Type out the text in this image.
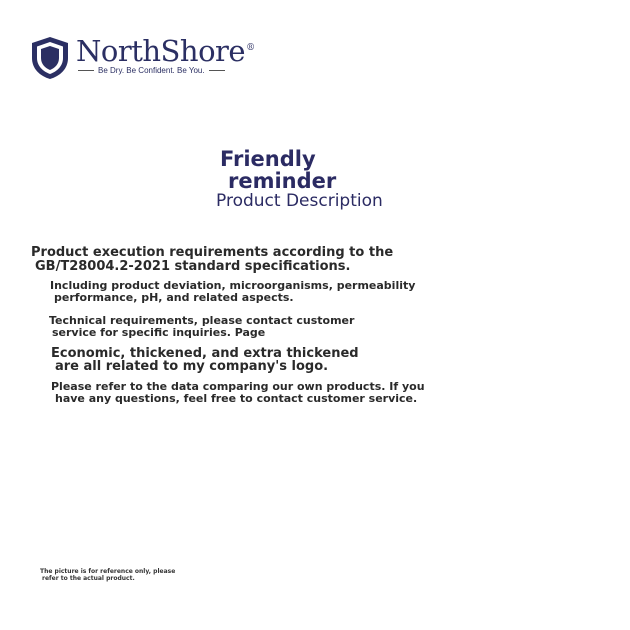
NorthShore®
Be Dry. Be Confident. Be You.
Friendly
reminder
Product Description
Product execution requirements according to the
GB/T28004.2-2021 standard specifications.
Including product deviation, microorganisms, permeability
performance, pH, and related aspects.
Technical requirements, please contact customer
service for specific inquiries. Page
Economic, thickened, and extra thickened
are all related to my company's logo.
Please refer to the data comparing our own products. If you
have any questions, feel free to contact customer service.
The picture is for reference only, please
refer to the actual product.
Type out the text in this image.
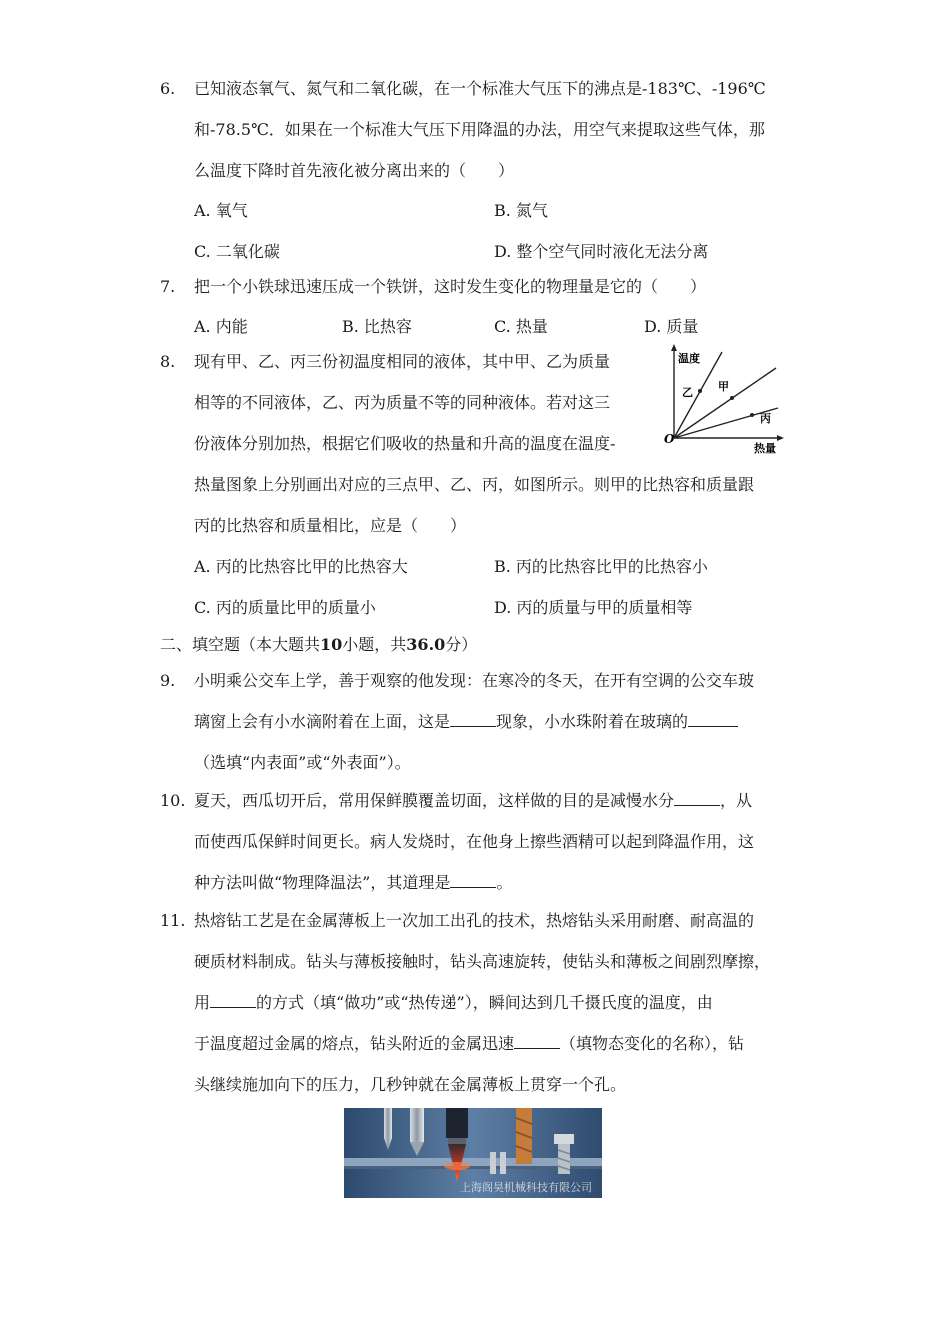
6. 已知液态氧气、氮气和二氧化碳，在一个标准大气压下的沸点是-183℃、-196℃
和-78.5℃．如果在一个标准大气压下用降温的办法，用空气来提取这些气体，那
么温度下降时首先液化被分离出来的（　　）
A. 氧气	B. 氮气
C. 二氧化碳	D. 整个空气同时液化无法分离
7. 把一个小铁球迅速压成一个铁饼，这时发生变化的物理量是它的（　　）
A. 内能	B. 比热容	C. 热量	D. 质量
8. 现有甲、乙、丙三份初温度相同的液体，其中甲、乙为质量
相等的不同液体，乙、丙为质量不等的同种液体。若对这三
份液体分别加热，根据它们吸收的热量和升高的温度在温度-
热量图象上分别画出对应的三点甲、乙、丙，如图所示。则甲的比热容和质量跟
丙的比热容和质量相比，应是（　　）
温度
热量
O
乙 甲
丙
A. 丙的比热容比甲的比热容大	B. 丙的比热容比甲的比热容小
C. 丙的质量比甲的质量小	D. 丙的质量与甲的质量相等
二、填空题（本大题共10小题，共36.0分）
9. 小明乘公交车上学，善于观察的他发现：在寒冷的冬天，在开有空调的公交车玻
璃窗上会有小水滴附着在上面，这是	现象，小水珠附着在玻璃的
（选填“内表面”或“外表面”）。
10. 夏天，西瓜切开后，常用保鲜膜覆盖切面，这样做的目的是减慢水分	，从
而使西瓜保鲜时间更长。病人发烧时，在他身上擦些酒精可以起到降温作用，这
种方法叫做“物理降温法”，其道理是	。
11. 热熔钻工艺是在金属薄板上一次加工出孔的技术，热熔钻头采用耐磨、耐高温的
硬质材料制成。钻头与薄板接触时，钻头高速旋转，使钻头和薄板之间剧烈摩擦，
用	的方式（填“做功”或“热传递”），瞬间达到几千摄氏度的温度，由
于温度超过金属的熔点，钻头附近的金属迅速	（填物态变化的名称），钻
头继续施加向下的压力，几秒钟就在金属薄板上贯穿一个孔。
上海阁昊机械科技有限公司
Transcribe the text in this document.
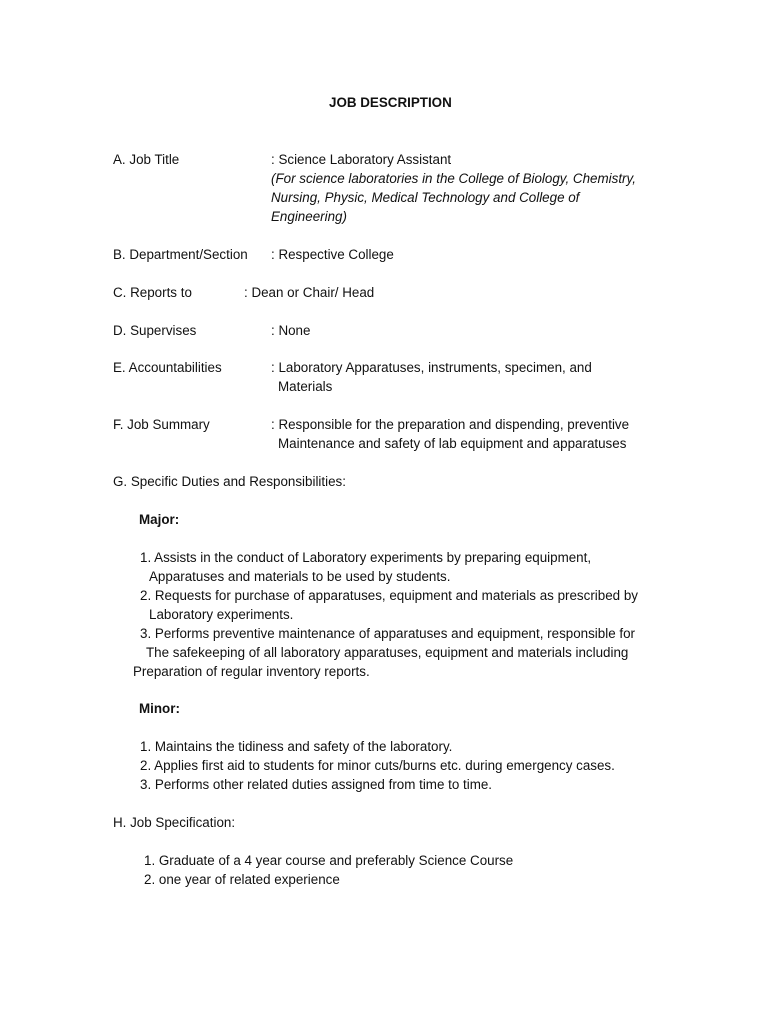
JOB DESCRIPTION
A. Job Title	: Science Laboratory Assistant
(For science laboratories in the College of Biology, Chemistry,
Nursing, Physic, Medical Technology and College of
Engineering)
B. Department/Section : Respective College
C. Reports to	: Dean or Chair/ Head
D. Supervises	: None
E. Accountabilities	: Laboratory Apparatuses, instruments, specimen, and
Materials
F. Job Summary	: Responsible for the preparation and dispending, preventive
Maintenance and safety of lab equipment and apparatuses
G. Specific Duties and Responsibilities:
Major:
1. Assists in the conduct of Laboratory experiments by preparing equipment,
Apparatuses and materials to be used by students.
2. Requests for purchase of apparatuses, equipment and materials as prescribed by
Laboratory experiments.
3. Performs preventive maintenance of apparatuses and equipment, responsible for
The safekeeping of all laboratory apparatuses, equipment and materials including
Preparation of regular inventory reports.
Minor:
1. Maintains the tidiness and safety of the laboratory.
2. Applies first aid to students for minor cuts/burns etc. during emergency cases.
3. Performs other related duties assigned from time to time.
H. Job Specification:
1. Graduate of a 4 year course and preferably Science Course
2. one year of related experience
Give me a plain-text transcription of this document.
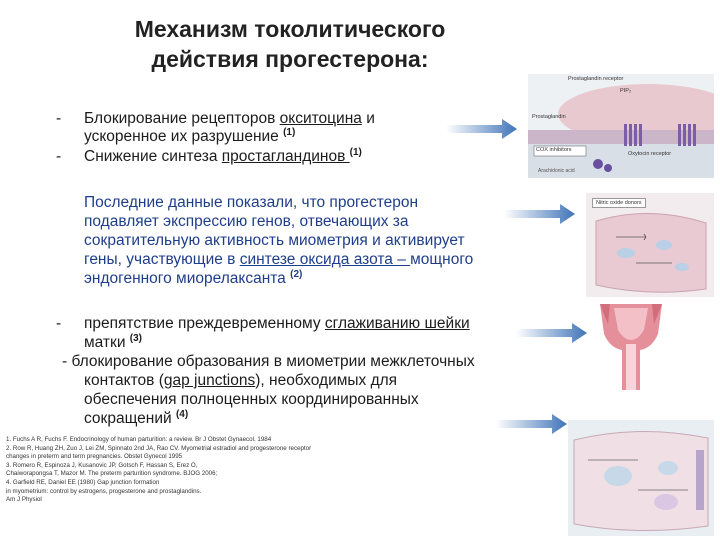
Механизм токолитического
действия прогестерона:
- Блокирование рецепторов окситоцина и
ускоренное их разрушение $^{(1)}$
- Снижение синтеза простагландинов $^{(1)}$
Последние данные показали, что прогестерон
подавляет экспрессию генов, отвечающих за
сократительную активность миометрия и активирует
гены, участвующие в синтезе оксида азота – мощного
эндогенного миорелаксанта $^{(2)}$
- препятствие преждевременному сглаживанию шейки
матки $^{(3)}$
- блокирование образования в миометрии межклеточных
контактов (gap junctions), необходимых для
обеспечения полноценных координированных
сокращений $^{(4)}$
1. Fuchs A R, Fuchs F. Endocrinology of human parturition: a review. Br J Obstet Gynaecol. 1984
2. Row R, Huang ZH, Zuo J, Lei ZM, Spinnato 2nd JA, Rao CV. Myometrial estradiol and progesterone receptor
changes in preterm and term pregnancies. Obstet Gynecol 1995
3. Romero R, Espinoza J, Kusanovic JP, Gotsch F, Hassan S, Erez O,
Chaiworapongsa T, Mazor M. The preterm parturition syndrome. BJOG 2006;
4. Garfield RE, Daniel EE (1980) Gap junction formation
in myometrium: control by estrogens, progesterone and prostaglandins.
Am J Physiol
Prostaglandin receptor
PIP₂
Prostaglandin
COX inhibitors
Oxytocin receptor
Arachidonic acid
Nitric oxide donors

──────────────────────────────

Using the records above, pull out each line where the word "text" occurs.

> **The result**:
Type out the text in this image.
Type out the text in this image.
Transcribe the text in this document.
Give me a plain-text transcription of this document.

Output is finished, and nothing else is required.